● Work required
All of the material below is to be restated word for word, apart from the pictures.

● Exercise input
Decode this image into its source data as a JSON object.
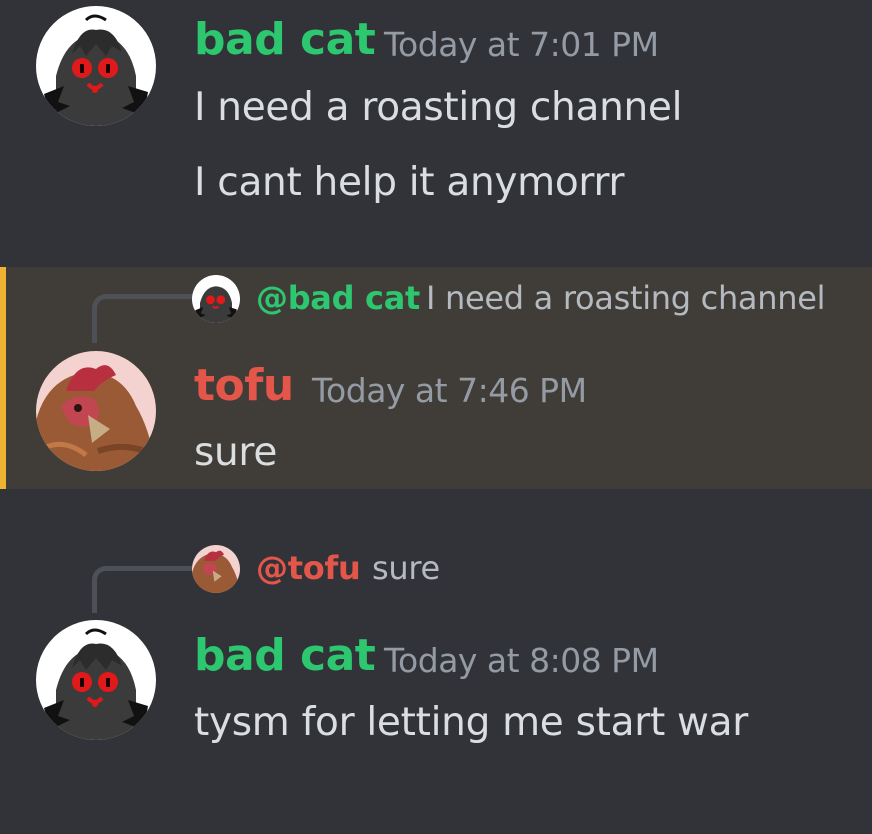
{
  "colors": {
    "background": "#313338",
    "highlight_bg": "#403d38",
    "highlight_bar": "#f0b232",
    "bad_cat_name": "#2dc770",
    "tofu_name": "#e5564a",
    "timestamp": "#949ba4",
    "message_text": "#dbdee1"
  },
  "messages": [
    {
      "author": "bad cat",
      "avatar_icon": "bad-cat-avatar",
      "timestamp": "Today at 7:01 PM",
      "lines": [
        "I need a roasting channel",
        "I cant help it anymorrr"
      ]
    },
    {
      "highlighted": true,
      "reply": {
        "mention": "@bad cat",
        "text": "I need a roasting channel",
        "avatar_icon": "bad-cat-avatar"
      },
      "author": "tofu",
      "avatar_icon": "chicken-avatar",
      "timestamp": "Today at 7:46 PM",
      "lines": [
        "sure"
      ]
    },
    {
      "reply": {
        "mention": "@tofu",
        "text": "sure",
        "avatar_icon": "chicken-avatar"
      },
      "author": "bad cat",
      "avatar_icon": "bad-cat-avatar",
      "timestamp": "Today at 8:08 PM",
      "lines": [
        "tysm for letting me start war"
      ]
    }
  ]
}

● Worked solution
Decode this image into its source data as a JSON object.
{
  "colors": {
    "background": "#313338",
    "highlight_bg": "#403d38",
    "highlight_bar": "#f0b232",
    "bad_cat_name": "#2dc770",
    "tofu_name": "#e5564a",
    "timestamp": "#949ba4",
    "message_text": "#dbdee1"
  },
  "messages": [
    {
      "author": "bad cat",
      "avatar_icon": "bad-cat-avatar",
      "timestamp": "Today at 7:01 PM",
      "lines": [
        "I need a roasting channel",
        "I cant help it anymorrr"
      ]
    },
    {
      "highlighted": true,
      "reply": {
        "mention": "@bad cat",
        "text": "I need a roasting channel",
        "avatar_icon": "bad-cat-avatar"
      },
      "author": "tofu",
      "avatar_icon": "chicken-avatar",
      "timestamp": "Today at 7:46 PM",
      "lines": [
        "sure"
      ]
    },
    {
      "reply": {
        "mention": "@tofu",
        "text": "sure",
        "avatar_icon": "chicken-avatar"
      },
      "author": "bad cat",
      "avatar_icon": "bad-cat-avatar",
      "timestamp": "Today at 8:08 PM",
      "lines": [
        "tysm for letting me start war"
      ]
    }
  ]
}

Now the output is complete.